→ **Entries supplied**:
-- begin --

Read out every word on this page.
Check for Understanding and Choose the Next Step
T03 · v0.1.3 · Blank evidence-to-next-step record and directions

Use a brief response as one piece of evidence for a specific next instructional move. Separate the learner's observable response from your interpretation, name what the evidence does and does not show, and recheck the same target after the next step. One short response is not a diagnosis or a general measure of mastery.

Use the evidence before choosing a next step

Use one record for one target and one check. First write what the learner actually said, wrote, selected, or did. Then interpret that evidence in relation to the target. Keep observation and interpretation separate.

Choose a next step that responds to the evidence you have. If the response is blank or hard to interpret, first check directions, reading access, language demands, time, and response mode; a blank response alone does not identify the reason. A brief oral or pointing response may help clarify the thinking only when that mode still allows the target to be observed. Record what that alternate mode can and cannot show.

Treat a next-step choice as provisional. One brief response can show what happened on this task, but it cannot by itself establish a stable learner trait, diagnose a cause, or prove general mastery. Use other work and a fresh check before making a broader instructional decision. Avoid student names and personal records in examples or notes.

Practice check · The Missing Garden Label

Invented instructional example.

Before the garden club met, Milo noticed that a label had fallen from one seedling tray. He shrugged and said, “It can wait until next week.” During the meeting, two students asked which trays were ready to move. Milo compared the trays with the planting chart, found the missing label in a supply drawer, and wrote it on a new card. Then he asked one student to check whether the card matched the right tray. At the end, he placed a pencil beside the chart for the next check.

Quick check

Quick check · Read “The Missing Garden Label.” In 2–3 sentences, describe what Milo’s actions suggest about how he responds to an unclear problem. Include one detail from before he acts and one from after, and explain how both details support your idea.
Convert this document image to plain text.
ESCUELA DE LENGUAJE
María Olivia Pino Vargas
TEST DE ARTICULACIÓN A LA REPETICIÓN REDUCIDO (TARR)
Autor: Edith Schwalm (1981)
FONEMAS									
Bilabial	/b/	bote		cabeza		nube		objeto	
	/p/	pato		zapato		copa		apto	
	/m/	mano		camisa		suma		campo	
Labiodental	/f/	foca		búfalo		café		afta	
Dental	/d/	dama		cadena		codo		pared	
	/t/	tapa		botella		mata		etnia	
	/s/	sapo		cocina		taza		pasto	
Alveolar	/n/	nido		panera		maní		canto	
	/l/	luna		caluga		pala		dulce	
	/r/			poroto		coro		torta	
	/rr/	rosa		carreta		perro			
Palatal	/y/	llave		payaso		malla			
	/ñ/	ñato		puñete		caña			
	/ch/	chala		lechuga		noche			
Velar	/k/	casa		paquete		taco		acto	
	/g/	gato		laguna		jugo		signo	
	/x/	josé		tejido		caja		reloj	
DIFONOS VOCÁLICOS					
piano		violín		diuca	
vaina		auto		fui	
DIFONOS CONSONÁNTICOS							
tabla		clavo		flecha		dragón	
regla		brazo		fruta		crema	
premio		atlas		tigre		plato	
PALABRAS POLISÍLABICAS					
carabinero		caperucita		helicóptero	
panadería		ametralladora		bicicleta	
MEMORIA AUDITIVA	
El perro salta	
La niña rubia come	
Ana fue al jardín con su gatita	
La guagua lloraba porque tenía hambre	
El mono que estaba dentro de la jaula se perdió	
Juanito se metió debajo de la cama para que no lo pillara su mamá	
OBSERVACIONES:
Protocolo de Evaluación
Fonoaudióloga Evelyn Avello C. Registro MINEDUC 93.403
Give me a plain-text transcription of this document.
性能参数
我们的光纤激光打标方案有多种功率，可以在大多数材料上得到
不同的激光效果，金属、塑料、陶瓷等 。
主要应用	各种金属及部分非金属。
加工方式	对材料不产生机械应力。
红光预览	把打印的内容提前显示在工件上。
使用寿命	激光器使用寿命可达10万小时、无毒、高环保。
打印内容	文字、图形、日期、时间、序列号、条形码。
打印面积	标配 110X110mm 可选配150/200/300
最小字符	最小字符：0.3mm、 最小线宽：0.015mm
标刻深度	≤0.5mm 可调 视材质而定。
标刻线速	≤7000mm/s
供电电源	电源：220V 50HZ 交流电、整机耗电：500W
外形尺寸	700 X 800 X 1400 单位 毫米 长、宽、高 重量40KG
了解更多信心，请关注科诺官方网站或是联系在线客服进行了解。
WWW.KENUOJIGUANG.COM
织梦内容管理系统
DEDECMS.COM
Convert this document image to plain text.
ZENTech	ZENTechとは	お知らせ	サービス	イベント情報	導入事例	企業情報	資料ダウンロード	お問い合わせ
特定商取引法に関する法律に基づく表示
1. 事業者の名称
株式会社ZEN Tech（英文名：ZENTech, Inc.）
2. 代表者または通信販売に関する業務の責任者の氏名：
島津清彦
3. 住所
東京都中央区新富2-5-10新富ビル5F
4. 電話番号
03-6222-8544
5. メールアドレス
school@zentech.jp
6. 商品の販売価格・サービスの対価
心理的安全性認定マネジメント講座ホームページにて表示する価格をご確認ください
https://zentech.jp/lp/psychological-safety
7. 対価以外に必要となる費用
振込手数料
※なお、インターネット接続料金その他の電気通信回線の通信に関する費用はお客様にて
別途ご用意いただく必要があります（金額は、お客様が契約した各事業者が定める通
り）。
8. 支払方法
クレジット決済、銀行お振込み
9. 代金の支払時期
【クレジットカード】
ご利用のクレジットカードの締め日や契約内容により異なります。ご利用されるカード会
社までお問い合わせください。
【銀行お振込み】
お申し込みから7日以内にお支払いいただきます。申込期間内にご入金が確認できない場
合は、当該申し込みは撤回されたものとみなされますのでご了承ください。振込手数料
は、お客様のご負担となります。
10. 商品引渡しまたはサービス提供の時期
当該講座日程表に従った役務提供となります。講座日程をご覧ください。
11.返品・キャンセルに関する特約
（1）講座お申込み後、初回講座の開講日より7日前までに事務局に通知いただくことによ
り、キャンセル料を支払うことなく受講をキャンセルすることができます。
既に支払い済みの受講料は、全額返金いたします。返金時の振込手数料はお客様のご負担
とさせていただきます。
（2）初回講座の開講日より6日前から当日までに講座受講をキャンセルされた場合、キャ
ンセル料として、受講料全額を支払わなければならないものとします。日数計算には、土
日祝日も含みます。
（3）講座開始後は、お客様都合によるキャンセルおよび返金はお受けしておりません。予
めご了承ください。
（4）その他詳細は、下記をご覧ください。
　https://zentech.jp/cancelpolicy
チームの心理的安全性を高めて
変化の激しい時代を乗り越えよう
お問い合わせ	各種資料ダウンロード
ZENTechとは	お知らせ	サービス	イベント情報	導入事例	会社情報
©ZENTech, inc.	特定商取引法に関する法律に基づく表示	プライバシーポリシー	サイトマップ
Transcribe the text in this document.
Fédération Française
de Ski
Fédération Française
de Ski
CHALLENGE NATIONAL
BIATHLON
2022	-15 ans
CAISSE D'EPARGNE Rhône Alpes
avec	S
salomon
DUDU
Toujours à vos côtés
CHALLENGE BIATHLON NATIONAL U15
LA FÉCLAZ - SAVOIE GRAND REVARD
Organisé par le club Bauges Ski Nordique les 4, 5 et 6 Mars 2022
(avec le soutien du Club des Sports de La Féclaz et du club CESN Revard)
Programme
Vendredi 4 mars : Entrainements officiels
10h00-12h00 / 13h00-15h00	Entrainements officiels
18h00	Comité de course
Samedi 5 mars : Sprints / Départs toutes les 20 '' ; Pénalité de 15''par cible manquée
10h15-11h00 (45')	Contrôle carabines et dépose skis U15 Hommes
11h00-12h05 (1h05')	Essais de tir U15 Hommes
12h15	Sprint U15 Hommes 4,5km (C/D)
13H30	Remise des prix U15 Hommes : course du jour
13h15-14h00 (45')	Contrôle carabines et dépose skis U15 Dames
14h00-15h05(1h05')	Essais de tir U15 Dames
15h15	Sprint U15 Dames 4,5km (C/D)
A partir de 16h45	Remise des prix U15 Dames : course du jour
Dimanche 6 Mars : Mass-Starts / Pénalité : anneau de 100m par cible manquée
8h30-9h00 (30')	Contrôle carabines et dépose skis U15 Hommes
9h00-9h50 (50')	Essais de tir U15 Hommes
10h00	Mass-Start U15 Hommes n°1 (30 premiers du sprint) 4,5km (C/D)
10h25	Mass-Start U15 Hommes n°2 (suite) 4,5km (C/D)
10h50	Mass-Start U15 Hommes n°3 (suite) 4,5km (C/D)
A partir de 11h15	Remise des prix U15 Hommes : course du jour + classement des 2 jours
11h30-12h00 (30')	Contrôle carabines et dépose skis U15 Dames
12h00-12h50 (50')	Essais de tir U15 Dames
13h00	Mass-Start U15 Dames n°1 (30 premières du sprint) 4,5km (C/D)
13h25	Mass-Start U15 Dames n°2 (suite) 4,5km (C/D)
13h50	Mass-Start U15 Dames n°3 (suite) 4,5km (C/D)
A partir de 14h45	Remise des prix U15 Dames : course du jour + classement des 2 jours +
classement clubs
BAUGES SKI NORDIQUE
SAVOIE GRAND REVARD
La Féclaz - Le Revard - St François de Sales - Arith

-- end --

→ **Task details**:
Pick out each line above that includes "suite" and show it.

→ **Exercise output**:
10h25	Mass-Start U15 Hommes n°2 (suite) 4,5km (C/D)
10h50	Mass-Start U15 Hommes n°3 (suite) 4,5km (C/D)
13h25	Mass-Start U15 Dames n°2 (suite) 4,5km (C/D)
13h50	Mass-Start U15 Dames n°3 (suite) 4,5km (C/D)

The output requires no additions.